▸ **Problems to solve**:
(A) Using the image compressor page below, list every device or operating system the tool is said to work on.
(B) Reproduce word for word the part of the image compressor page below starting at "Yes. The interface" and ending at "or photo library.".

Compress Images Online
Compress images up to 90% smaller with a browser-based compressor. Batch process, preview before/after, download a ZIP. No uploads.
- 100% browser-based — no uploads, ever
- Unlimited batch — process hundreds at once
- Free forever — no signup, no watermarks
- Works on iPhone, Android, Mac, Windows, Linux
Convert in four steps
Drop images, paste from clipboard, or use your camera on mobile.
Adjust quality or dimensions — or accept the smart defaults.
The tool runs on your device with no server round-trip.
One-click download, or a single ZIP for batches.
Common questions
Are my images uploaded to a server?
No. Every conversion in this tool runs entirely in your browser using the Canvas and File APIs. Your images never leave your device, which makes the tool faster, private by default, and safe for confidential or personal photos.
Is there a file size or count limit?
There is no hard limit imposed by us — the tool is bound only by your device's memory. Most modern phones and laptops comfortably process dozens of high-resolution photos at once.
Will I lose quality?
JPG is a lossy format, but at the default 92% quality setting most people cannot tell the difference from the original. Increase the quality slider to 100% for near-lossless output, or lower it for smaller files.
Does it work on iPhone and Android?
Yes. The interface is mobile-first, supports the camera and clipboard, and produces standard files that save directly to your device's downloads or photo library.
Everything worth knowing about the Image Compressor
Compressing an image well is not the same as making it smaller. Any tool can push quality to 30% and hand back a tiny file; the trick is to shrink the file to a fraction of its original size while keeping the result visibly indistinguishable from the source. That takes an encoder tuned to human perception rather than mathematical fidelity.
This compressor runs entirely in your browser and gives you two workflows: quality-first (pick a quality level, get whatever size it produces) and target-first (pick a target file size in KB, let the tool binary-search for the quality that hits it). Both work on JPG, PNG, and WebP inputs, and both are safe to use on private images because nothing is uploaded.
How much you can save without seeing it
Most photos taken by modern phones and cameras are already saved as JPG at quality 95 or higher. Re-encoding at quality 82 typically produces a file that is 40–60% smaller with no visible difference on a normal screen. On a landing page with a dozen photos, that's often enough to knock a full second off LCP and drop a page from 'needs improvement' to 'good' in PageSpeed Insights.
PNG screenshots and illustrations compress differently. The gains come from restructuring the color palette and stripping metadata rather than lossy re-encoding, so expect 10–30% reductions rather than the dramatic wins you see with JPG.
Quality vs target-size workflows
Use the quality slider when you care more about preserving fidelity than hitting an exact number: 'as small as it can be without looking bad' is a quality-first decision. Set it to 0.80 and check the before/after preview.

▸ **Data provided**:
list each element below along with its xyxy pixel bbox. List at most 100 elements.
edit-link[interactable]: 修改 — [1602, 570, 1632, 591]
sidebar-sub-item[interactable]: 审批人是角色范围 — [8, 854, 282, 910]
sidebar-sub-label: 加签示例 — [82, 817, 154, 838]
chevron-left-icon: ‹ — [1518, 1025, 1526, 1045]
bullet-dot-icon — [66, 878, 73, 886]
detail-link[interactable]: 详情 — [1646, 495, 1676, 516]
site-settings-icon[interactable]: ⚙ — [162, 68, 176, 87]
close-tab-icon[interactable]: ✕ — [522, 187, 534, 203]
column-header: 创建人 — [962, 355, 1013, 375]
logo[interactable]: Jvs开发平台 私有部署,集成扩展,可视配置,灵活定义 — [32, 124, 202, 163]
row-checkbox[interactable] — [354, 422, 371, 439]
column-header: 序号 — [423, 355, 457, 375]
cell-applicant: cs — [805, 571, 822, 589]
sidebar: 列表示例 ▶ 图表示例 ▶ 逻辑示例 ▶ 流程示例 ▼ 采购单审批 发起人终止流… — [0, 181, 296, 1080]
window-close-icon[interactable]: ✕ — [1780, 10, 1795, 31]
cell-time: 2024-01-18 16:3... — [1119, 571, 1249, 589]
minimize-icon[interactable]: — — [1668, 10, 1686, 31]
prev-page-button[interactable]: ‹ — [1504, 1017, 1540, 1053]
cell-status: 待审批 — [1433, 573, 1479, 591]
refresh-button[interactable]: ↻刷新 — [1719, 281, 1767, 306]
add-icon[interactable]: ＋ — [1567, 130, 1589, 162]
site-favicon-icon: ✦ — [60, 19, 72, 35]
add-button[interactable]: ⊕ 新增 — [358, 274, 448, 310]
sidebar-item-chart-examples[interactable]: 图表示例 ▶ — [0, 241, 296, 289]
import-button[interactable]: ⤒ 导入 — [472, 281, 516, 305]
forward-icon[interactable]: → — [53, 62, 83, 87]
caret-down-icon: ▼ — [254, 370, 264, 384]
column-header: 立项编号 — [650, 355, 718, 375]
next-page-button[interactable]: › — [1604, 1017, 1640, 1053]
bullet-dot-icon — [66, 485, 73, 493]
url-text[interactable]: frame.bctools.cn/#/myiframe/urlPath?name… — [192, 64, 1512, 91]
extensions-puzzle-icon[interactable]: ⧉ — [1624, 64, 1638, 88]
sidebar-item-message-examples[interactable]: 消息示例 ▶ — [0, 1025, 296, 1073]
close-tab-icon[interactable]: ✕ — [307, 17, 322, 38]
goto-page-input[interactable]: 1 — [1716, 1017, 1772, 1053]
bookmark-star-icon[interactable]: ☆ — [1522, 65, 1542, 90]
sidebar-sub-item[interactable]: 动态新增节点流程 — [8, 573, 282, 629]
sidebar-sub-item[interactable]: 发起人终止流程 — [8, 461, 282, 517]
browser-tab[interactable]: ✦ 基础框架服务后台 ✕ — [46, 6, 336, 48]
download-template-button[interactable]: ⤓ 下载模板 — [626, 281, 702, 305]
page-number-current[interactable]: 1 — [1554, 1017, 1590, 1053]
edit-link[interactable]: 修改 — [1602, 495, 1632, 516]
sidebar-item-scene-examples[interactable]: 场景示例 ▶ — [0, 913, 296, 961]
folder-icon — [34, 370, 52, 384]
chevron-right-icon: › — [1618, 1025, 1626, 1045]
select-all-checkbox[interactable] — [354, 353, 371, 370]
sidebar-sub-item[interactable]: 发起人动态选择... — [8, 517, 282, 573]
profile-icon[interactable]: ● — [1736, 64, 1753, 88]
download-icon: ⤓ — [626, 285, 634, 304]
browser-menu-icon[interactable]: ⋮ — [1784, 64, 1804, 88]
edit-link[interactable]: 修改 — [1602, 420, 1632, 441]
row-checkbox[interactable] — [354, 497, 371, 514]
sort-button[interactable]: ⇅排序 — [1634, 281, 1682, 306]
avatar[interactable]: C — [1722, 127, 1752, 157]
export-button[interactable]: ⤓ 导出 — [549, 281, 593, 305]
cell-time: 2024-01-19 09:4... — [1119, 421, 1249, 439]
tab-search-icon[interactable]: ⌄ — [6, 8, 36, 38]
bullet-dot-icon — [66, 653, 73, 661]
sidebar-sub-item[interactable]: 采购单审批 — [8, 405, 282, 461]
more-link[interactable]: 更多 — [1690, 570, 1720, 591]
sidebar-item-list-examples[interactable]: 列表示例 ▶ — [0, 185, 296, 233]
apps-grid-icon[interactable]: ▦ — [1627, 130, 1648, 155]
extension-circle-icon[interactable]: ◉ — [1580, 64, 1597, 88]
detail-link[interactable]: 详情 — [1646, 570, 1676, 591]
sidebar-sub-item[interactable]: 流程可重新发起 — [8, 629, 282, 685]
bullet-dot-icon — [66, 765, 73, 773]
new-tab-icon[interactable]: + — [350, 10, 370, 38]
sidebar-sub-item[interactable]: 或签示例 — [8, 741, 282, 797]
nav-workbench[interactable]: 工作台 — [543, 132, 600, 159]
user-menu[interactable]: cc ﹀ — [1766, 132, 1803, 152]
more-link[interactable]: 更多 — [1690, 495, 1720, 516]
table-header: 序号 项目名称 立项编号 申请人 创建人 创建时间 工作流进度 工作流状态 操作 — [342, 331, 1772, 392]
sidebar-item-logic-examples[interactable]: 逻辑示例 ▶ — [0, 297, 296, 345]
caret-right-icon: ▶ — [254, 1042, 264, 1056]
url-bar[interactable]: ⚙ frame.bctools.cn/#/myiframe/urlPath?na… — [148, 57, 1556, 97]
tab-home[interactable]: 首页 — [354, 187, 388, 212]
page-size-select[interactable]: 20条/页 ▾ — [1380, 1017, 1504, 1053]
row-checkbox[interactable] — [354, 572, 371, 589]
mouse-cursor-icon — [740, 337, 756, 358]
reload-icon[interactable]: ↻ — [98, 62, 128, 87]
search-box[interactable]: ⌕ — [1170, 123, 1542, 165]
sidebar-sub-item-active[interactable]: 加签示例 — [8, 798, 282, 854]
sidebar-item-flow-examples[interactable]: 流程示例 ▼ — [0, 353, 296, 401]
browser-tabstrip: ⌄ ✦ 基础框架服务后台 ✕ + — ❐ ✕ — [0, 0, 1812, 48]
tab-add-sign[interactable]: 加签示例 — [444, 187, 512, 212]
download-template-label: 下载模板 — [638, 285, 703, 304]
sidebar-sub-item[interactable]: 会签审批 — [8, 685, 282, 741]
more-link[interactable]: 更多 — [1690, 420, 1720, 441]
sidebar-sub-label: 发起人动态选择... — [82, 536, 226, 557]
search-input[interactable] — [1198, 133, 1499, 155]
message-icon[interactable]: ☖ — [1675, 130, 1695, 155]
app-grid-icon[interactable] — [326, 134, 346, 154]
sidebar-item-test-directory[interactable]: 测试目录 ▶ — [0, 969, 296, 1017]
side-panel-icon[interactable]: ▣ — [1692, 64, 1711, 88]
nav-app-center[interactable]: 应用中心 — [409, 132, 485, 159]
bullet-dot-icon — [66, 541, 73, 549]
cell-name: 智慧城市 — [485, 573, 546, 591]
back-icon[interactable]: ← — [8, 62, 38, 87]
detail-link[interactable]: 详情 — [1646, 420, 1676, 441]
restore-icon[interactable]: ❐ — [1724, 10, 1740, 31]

▸ **Answers to the exercise**:
(A) iPhone, Android, Mac, Windows, Linux

(B)
Yes. The interface is mobile-first, supports the camera and clipboard, and produces standard files that save directly to your device's downloads or photo library.